▶ **Exercise**: Transcribe the whole listing below without changing a word, but leave out every image.

[Dataset records]
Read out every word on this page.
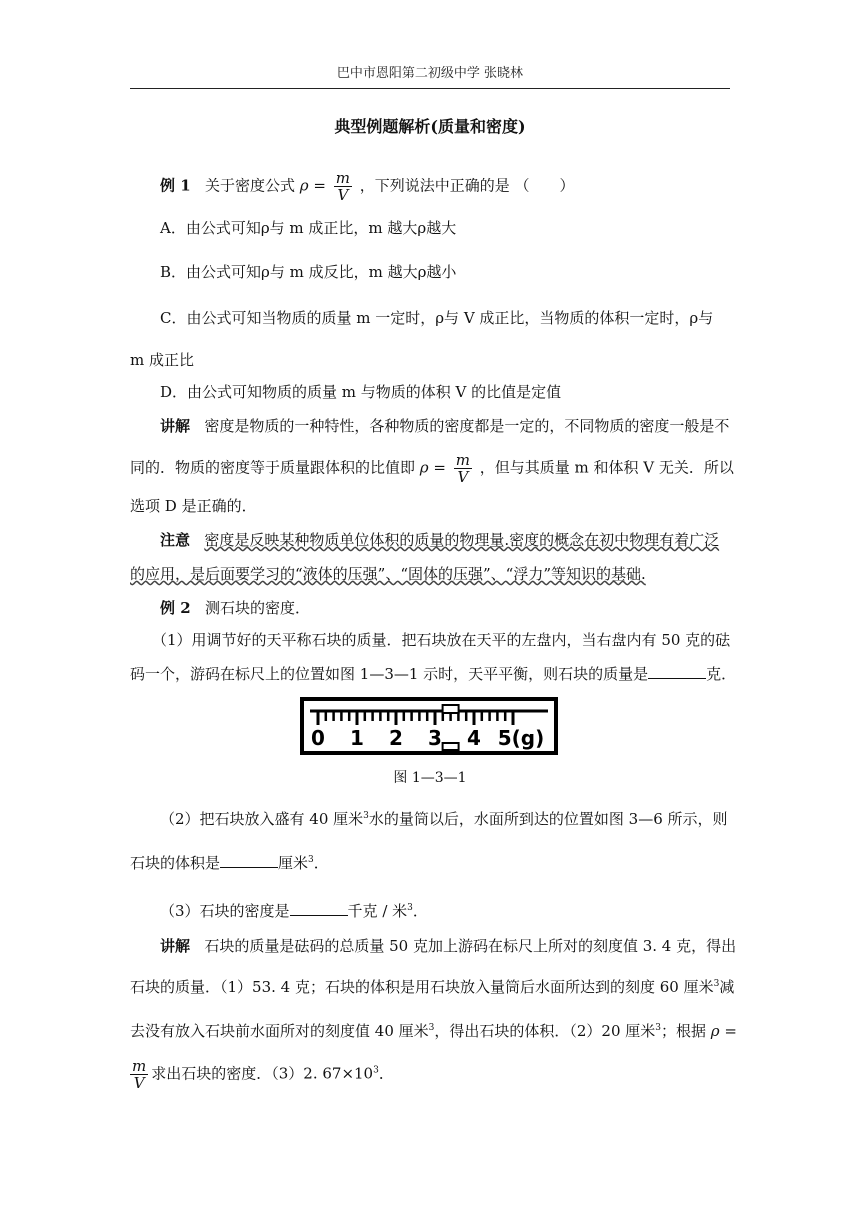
巴中市恩阳第二初级中学 张晓林
典型例题解析(质量和密度)
例 1 关于密度公式 $\rho = \frac{m}{V}$ ，下列说法中正确的是 （　　）
A．由公式可知ρ与 m 成正比，m 越大ρ越大
B．由公式可知ρ与 m 成反比，m 越大ρ越小
C．由公式可知当物质的质量 m 一定时，ρ与 V 成正比，当物质的体积一定时，ρ与
m 成正比
D．由公式可知物质的质量 m 与物质的体积 V 的比值是定值
讲解 密度是物质的一种特性，各种物质的密度都是一定的，不同物质的密度一般是不
同的．物质的密度等于质量跟体积的比值即 $\rho = \frac{m}{V}$ ，但与其质量 m 和体积 V 无关．所以
选项 D 是正确的．
注意 密度是反映某种物质单位体积的质量的物理量.密度的概念在初中物理有着广泛
的应用，是后面要学习的“液体的压强”、“固体的压强”、“浮力”等知识的基础.
例 2 测石块的密度．
（1）用调节好的天平称石块的质量．把石块放在天平的左盘内，当右盘内有 50 克的砝
码一个，游码在标尺上的位置如图 1—3—1 示时，天平平衡，则石块的质量是	克．
0 1 2 3 4 5(g)
图 1—3—1
（2）把石块放入盛有 40 厘米$^3$水的量筒以后，水面所到达的位置如图 3—6 所示，则
石块的体积是	厘米$^3$．
（3）石块的密度是	千克 / 米$^3$．
讲解 石块的质量是砝码的总质量 50 克加上游码在标尺上所对的刻度值 3. 4 克，得出
石块的质量．（1）53. 4 克；石块的体积是用石块放入量筒后水面所达到的刻度 60 厘米$^3$减
去没有放入石块前水面所对的刻度值 40 厘米$^3$，得出石块的体积．（2）20 厘米$^3$；根据 ρ =
$\frac{m}{V}$ 求出石块的密度．（3）2. $67\times 10^3$．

▶ **Solution to this exercise**:
Read out every word on this page.
巴中市恩阳第二初级中学 张晓林
典型例题解析(质量和密度)
例 1 关于密度公式 $\rho = \frac{m}{V}$ ，下列说法中正确的是 （　　）
A．由公式可知ρ与 m 成正比，m 越大ρ越大
B．由公式可知ρ与 m 成反比，m 越大ρ越小
C．由公式可知当物质的质量 m 一定时，ρ与 V 成正比，当物质的体积一定时，ρ与
m 成正比
D．由公式可知物质的质量 m 与物质的体积 V 的比值是定值
讲解 密度是物质的一种特性，各种物质的密度都是一定的，不同物质的密度一般是不
同的．物质的密度等于质量跟体积的比值即 $\rho = \frac{m}{V}$ ，但与其质量 m 和体积 V 无关．所以
选项 D 是正确的．
注意 密度是反映某种物质单位体积的质量的物理量.密度的概念在初中物理有着广泛
的应用，是后面要学习的“液体的压强”、“固体的压强”、“浮力”等知识的基础.
例 2 测石块的密度．
（1）用调节好的天平称石块的质量．把石块放在天平的左盘内，当右盘内有 50 克的砝
码一个，游码在标尺上的位置如图 1—3—1 示时，天平平衡，则石块的质量是	克．
0 1 2 3 4 5(g)
图 1—3—1
（2）把石块放入盛有 40 厘米$^3$水的量筒以后，水面所到达的位置如图 3—6 所示，则
石块的体积是	厘米$^3$．
（3）石块的密度是	千克 / 米$^3$．
讲解 石块的质量是砝码的总质量 50 克加上游码在标尺上所对的刻度值 3. 4 克，得出
石块的质量．（1）53. 4 克；石块的体积是用石块放入量筒后水面所达到的刻度 60 厘米$^3$减
去没有放入石块前水面所对的刻度值 40 厘米$^3$，得出石块的体积．（2）20 厘米$^3$；根据 ρ =
$\frac{m}{V}$ 求出石块的密度．（3）2. $67\times 10^3$．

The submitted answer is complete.